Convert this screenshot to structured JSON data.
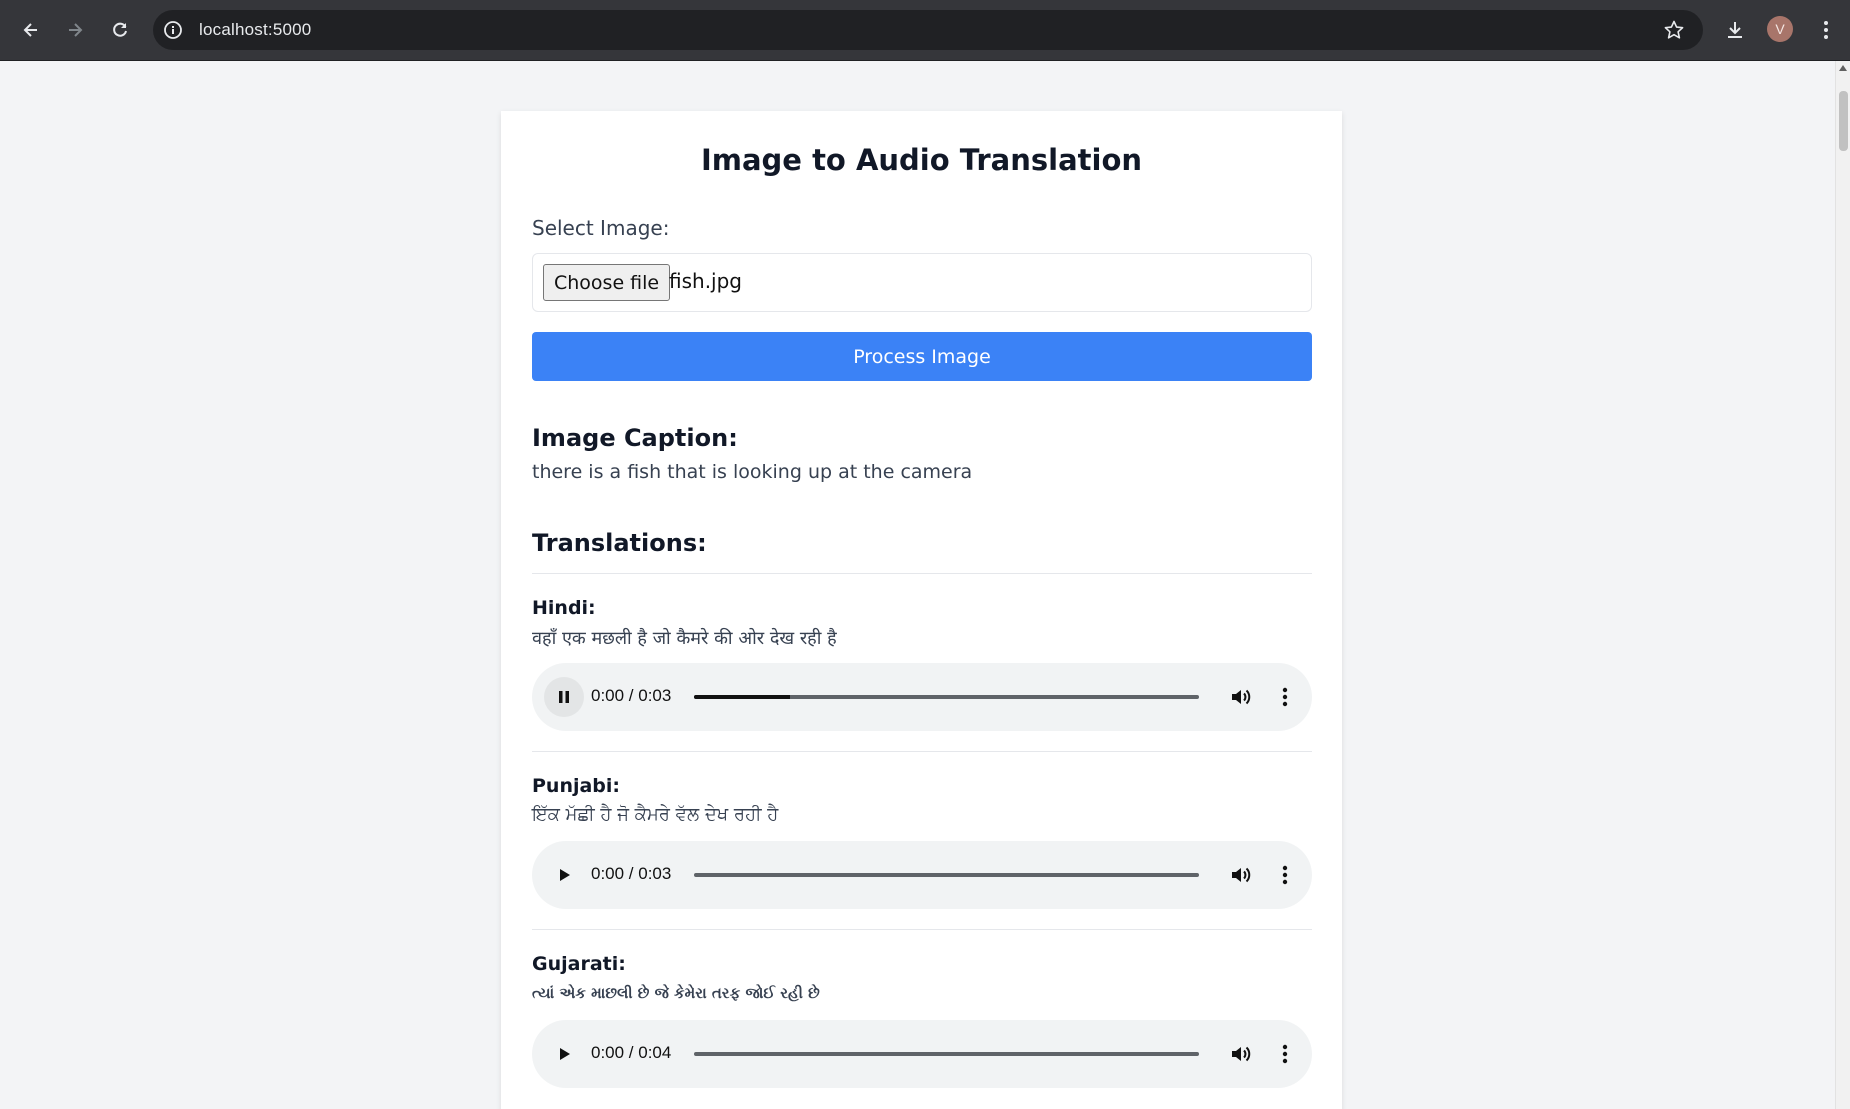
{
  "browser": {
    "url": "localhost:5000",
    "profile_initial": "V"
  },
  "page": {
    "title": "Image to Audio Translation",
    "select_label": "Select Image:",
    "choose_file_label": "Choose file",
    "file_name": "fish.jpg",
    "process_button": "Process Image",
    "caption_heading": "Image Caption:",
    "caption_text": "there is a fish that is looking up at the camera",
    "translations_heading": "Translations:"
  },
  "translations": [
    {
      "language": "Hindi:",
      "text": "वहाँ एक मछली है जो कैमरे की ओर देख रही है",
      "time": "0:00 / 0:03",
      "state": "playing",
      "progress": 0.19
    },
    {
      "language": "Punjabi:",
      "text": "ਇੱਕ ਮੱਛੀ ਹੈ ਜੋ ਕੈਮਰੇ ਵੱਲ ਦੇਖ ਰਹੀ ਹੈ",
      "time": "0:00 / 0:03",
      "state": "paused",
      "progress": 0
    },
    {
      "language": "Gujarati:",
      "text": "ત્યાં એક માછલી છે જે કેમેરા તરફ જોઈ રહી છે",
      "time": "0:00 / 0:04",
      "state": "paused",
      "progress": 0
    }
  ],
  "colors": {
    "accent": "#3b82f6",
    "chrome": "#35363a",
    "page_bg": "#f3f4f6"
  },
  "icons": [
    "back-icon",
    "forward-icon",
    "reload-icon",
    "info-icon",
    "star-icon",
    "download-icon",
    "kebab-menu-icon",
    "pause-icon",
    "play-icon",
    "volume-icon",
    "more-options-icon"
  ]
}
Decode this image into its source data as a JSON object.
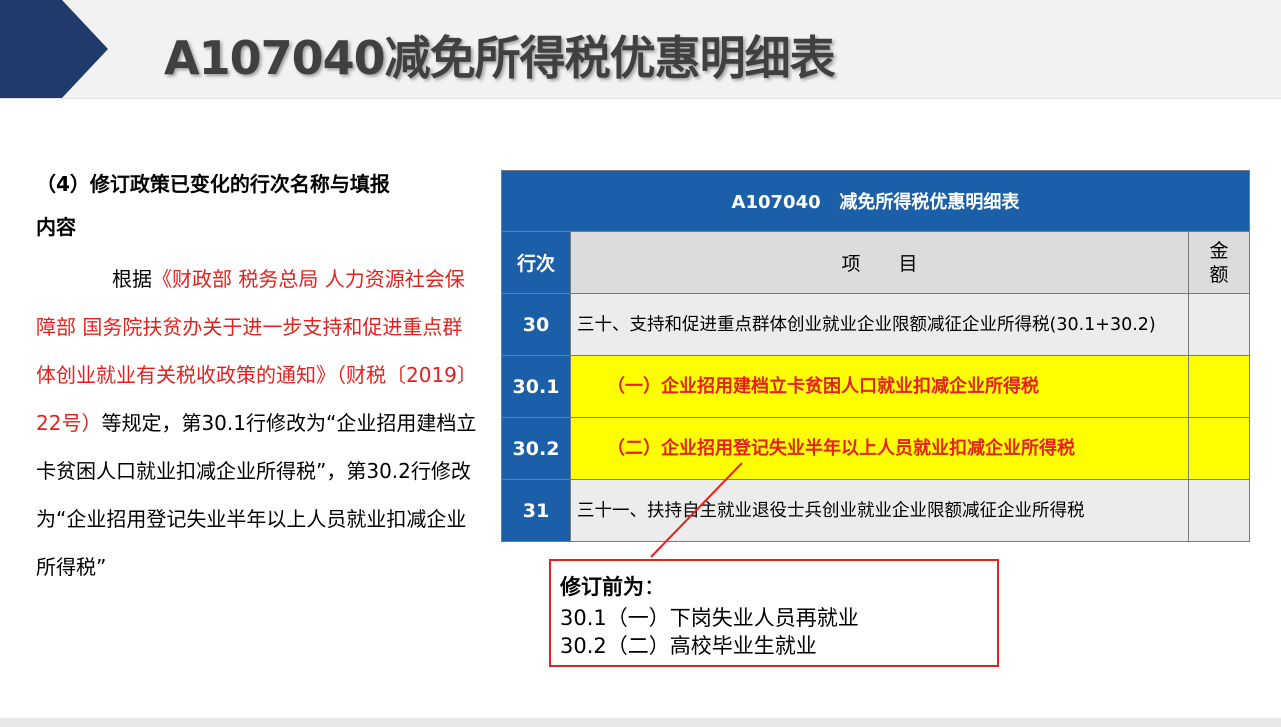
{
  "slide": {
    "title": "A107040减免所得税优惠明细表",
    "colors": {
      "accent_blue": "#1b5fa8",
      "highlight": "#ffff00",
      "red": "#e5211e"
    }
  },
  "left": {
    "heading_line1": "（4）修订政策已变化的行次名称与填报",
    "heading_line2": "内容",
    "body_prefix": "根据",
    "body_red": "《财政部 税务总局 人力资源社会保障部 国务院扶贫办关于进一步支持和促进重点群体创业就业有关税收政策的通知》（财税〔2019〕22号）",
    "body_rest": "等规定，第30.1行修改为“企业招用建档立卡贫困人口就业扣减企业所得税”，第30.2行修改为“企业招用登记失业半年以上人员就业扣减企业所得税”"
  },
  "table": {
    "title": "A107040   减免所得税优惠明细表",
    "headers": {
      "row_no": "行次",
      "item": "项　　目",
      "amount": "金额"
    },
    "rows": [
      {
        "no": "30",
        "item": "三十、支持和促进重点群体创业就业企业限额减征企业所得税(30.1+30.2)",
        "amount": ""
      },
      {
        "no": "30.1",
        "item": "（一）企业招用建档立卡贫困人口就业扣减企业所得税",
        "amount": ""
      },
      {
        "no": "30.2",
        "item": "（二）企业招用登记失业半年以上人员就业扣减企业所得税",
        "amount": ""
      },
      {
        "no": "31",
        "item": "三十一、扶持自主就业退役士兵创业就业企业限额减征企业所得税",
        "amount": ""
      }
    ]
  },
  "note": {
    "title": "修订前为",
    "colon": "：",
    "line1": "30.1（一）下岗失业人员再就业",
    "line2": "30.2（二）高校毕业生就业"
  }
}
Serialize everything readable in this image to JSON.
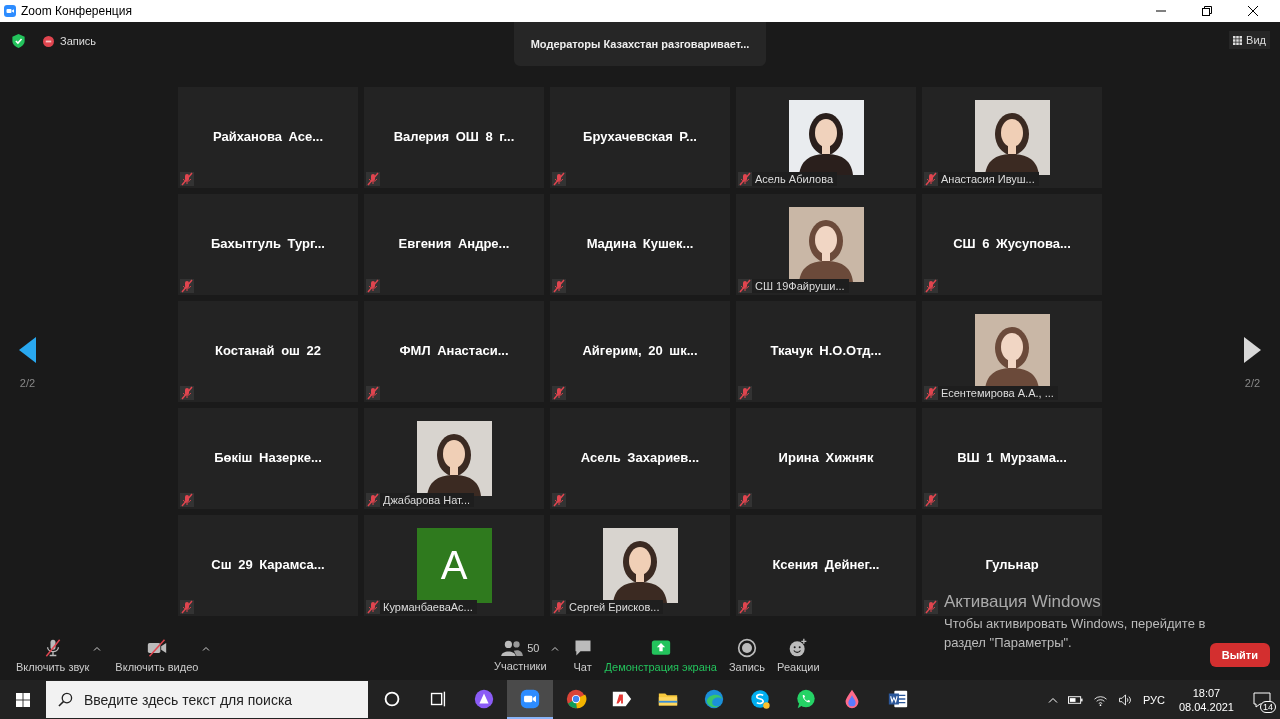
{
  "window": {
    "title": "Zoom Конференция"
  },
  "top_bar": {
    "recording_label": "Запись",
    "meeting_topic": "Модераторы Казахстан разговаривает...",
    "view_button": "Вид"
  },
  "pager": {
    "left": "2/2",
    "right": "2/2"
  },
  "tiles": [
    {
      "kind": "name",
      "name": "Райханова Асе...",
      "muted": true
    },
    {
      "kind": "name",
      "name": "Валерия ОШ 8 г...",
      "muted": true
    },
    {
      "kind": "name",
      "name": "Брухачевская Р...",
      "muted": true
    },
    {
      "name": "Асель Абилова",
      "muted": true
    },
    {
      "name": "Анастасия Ивуш...",
      "muted": true
    },
    {
      "kind": "name",
      "name": "Бахытгуль Тург...",
      "muted": true
    },
    {
      "kind": "name",
      "name": "Евгения Андре...",
      "muted": true
    },
    {
      "kind": "name",
      "name": "Мадина Кушек...",
      "muted": true
    },
    {
      "name": "СШ 19Файруши...",
      "muted": true
    },
    {
      "kind": "name",
      "name": "СШ 6 Жусупова...",
      "muted": true
    },
    {
      "kind": "name",
      "name": "Костанай ош 22",
      "muted": true
    },
    {
      "kind": "name",
      "name": "ФМЛ Анастаси...",
      "muted": true
    },
    {
      "kind": "name",
      "name": "Айгерим, 20 шк...",
      "muted": true
    },
    {
      "kind": "name",
      "name": "Ткачук Н.О.Отд...",
      "muted": true
    },
    {
      "name": "Есентемирова А.А., ...",
      "muted": true
    },
    {
      "kind": "name",
      "name": "Бөкіш Назерке...",
      "muted": true
    },
    {
      "name": "Джабарова Нат...",
      "muted": true
    },
    {
      "kind": "name",
      "name": "Асель Захариев...",
      "muted": true
    },
    {
      "kind": "name",
      "name": "Ирина Хижняк",
      "muted": true
    },
    {
      "kind": "name",
      "name": "ВШ 1 Мурзама...",
      "muted": true
    },
    {
      "kind": "name",
      "name": "Сш 29 Карамса...",
      "muted": true
    },
    {
      "kind": "avatar",
      "letter": "A",
      "name": "КурманбаеваАс...",
      "muted": true
    },
    {
      "name": "Сергей Ерисков...",
      "muted": true
    },
    {
      "kind": "name",
      "name": "Ксения Дейнег...",
      "muted": true
    },
    {
      "kind": "name",
      "name": "Гульнар",
      "muted": true
    }
  ],
  "toolbar": {
    "audio": "Включить звук",
    "video": "Включить видео",
    "participants": {
      "label": "Участники",
      "count": "50"
    },
    "chat": "Чат",
    "share": "Демонстрация экрана",
    "record": "Запись",
    "reactions": "Реакции",
    "leave": "Выйти"
  },
  "activation": {
    "title": "Активация Windows",
    "text": "Чтобы активировать Windows, перейдите в раздел \"Параметры\"."
  },
  "taskbar": {
    "search_placeholder": "Введите здесь текст для поиска",
    "apps": [
      {
        "kind": "cortana",
        "selected": false
      },
      {
        "kind": "taskview",
        "selected": false
      },
      {
        "kind": "alice",
        "selected": false
      },
      {
        "kind": "zoom",
        "selected": true
      },
      {
        "kind": "chrome",
        "selected": false
      },
      {
        "kind": "yandex",
        "selected": false
      },
      {
        "kind": "explorer",
        "selected": false
      },
      {
        "kind": "edge",
        "selected": false
      },
      {
        "kind": "skype",
        "selected": false
      },
      {
        "kind": "whatsapp",
        "selected": false
      },
      {
        "kind": "drop",
        "selected": false
      },
      {
        "kind": "word",
        "selected": false
      }
    ],
    "language": "РУС",
    "time": "18:07",
    "date": "08.04.2021",
    "notifications": "14"
  }
}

TASK INSTRUCTIONS
From the entries above, list each line with "Windows" in it.

SOLUTION
    "title": "Активация Windows",
    "text": "Чтобы активировать Windows, перейдите в раздел \"Параметры\"."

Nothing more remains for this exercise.